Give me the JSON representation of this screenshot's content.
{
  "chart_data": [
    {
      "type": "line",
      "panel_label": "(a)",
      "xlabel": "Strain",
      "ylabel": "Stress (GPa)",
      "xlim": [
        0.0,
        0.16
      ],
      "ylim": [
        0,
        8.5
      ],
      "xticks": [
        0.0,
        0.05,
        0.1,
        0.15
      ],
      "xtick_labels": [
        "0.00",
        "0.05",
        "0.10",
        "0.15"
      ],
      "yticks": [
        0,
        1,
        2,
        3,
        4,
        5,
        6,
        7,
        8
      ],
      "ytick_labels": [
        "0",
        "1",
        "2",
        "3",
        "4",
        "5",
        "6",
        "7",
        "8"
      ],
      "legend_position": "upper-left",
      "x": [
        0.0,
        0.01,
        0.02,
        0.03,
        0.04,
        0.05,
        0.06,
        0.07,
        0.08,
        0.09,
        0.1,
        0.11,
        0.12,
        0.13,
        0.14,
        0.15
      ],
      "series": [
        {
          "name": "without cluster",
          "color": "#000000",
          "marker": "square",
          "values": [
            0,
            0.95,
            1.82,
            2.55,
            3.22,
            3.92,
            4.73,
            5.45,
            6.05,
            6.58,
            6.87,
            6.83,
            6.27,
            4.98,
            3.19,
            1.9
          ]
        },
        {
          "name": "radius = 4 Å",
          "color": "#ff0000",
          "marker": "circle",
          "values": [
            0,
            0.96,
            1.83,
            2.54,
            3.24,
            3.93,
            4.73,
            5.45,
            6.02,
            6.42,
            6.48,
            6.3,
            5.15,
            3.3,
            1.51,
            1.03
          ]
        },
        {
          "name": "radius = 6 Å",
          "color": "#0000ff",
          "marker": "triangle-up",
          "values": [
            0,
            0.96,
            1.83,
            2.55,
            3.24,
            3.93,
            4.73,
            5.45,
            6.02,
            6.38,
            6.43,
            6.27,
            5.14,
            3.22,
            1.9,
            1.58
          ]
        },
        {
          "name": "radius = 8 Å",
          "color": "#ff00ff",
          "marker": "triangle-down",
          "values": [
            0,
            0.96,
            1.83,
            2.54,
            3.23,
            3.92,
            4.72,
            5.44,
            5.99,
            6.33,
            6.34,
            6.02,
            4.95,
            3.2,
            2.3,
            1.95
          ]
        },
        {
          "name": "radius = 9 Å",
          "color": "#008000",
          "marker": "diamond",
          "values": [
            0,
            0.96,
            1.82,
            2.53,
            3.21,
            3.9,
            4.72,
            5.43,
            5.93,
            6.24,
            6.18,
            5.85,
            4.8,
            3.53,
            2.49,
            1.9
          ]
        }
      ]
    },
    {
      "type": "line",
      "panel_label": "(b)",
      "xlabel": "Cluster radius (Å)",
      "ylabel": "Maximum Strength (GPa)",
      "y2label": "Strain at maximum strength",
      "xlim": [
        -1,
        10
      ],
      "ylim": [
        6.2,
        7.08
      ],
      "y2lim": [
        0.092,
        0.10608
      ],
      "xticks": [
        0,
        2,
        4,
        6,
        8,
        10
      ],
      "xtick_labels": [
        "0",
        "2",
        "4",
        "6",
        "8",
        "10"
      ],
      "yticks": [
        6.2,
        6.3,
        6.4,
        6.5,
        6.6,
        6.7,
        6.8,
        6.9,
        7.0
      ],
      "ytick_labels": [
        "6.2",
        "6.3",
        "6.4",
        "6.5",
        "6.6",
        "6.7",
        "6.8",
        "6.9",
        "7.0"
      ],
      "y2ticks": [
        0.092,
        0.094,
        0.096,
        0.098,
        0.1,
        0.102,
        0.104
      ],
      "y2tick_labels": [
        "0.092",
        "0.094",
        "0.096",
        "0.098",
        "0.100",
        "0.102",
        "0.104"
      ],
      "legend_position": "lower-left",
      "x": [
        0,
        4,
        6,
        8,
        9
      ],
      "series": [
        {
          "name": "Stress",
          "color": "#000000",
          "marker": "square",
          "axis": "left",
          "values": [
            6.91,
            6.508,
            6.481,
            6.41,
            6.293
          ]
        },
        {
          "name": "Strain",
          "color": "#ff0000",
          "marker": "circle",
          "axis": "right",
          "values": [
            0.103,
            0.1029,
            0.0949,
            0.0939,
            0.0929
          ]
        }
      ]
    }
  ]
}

Your instructions:
Every line of the listing that holds "name" should be found and copied.

Output for this exercise:
          "name": "without cluster",
          "name": "radius = 4 Å",
          "name": "radius = 6 Å",
          "name": "radius = 8 Å",
          "name": "radius = 9 Å",
          "name": "Stress",
          "name": "Strain",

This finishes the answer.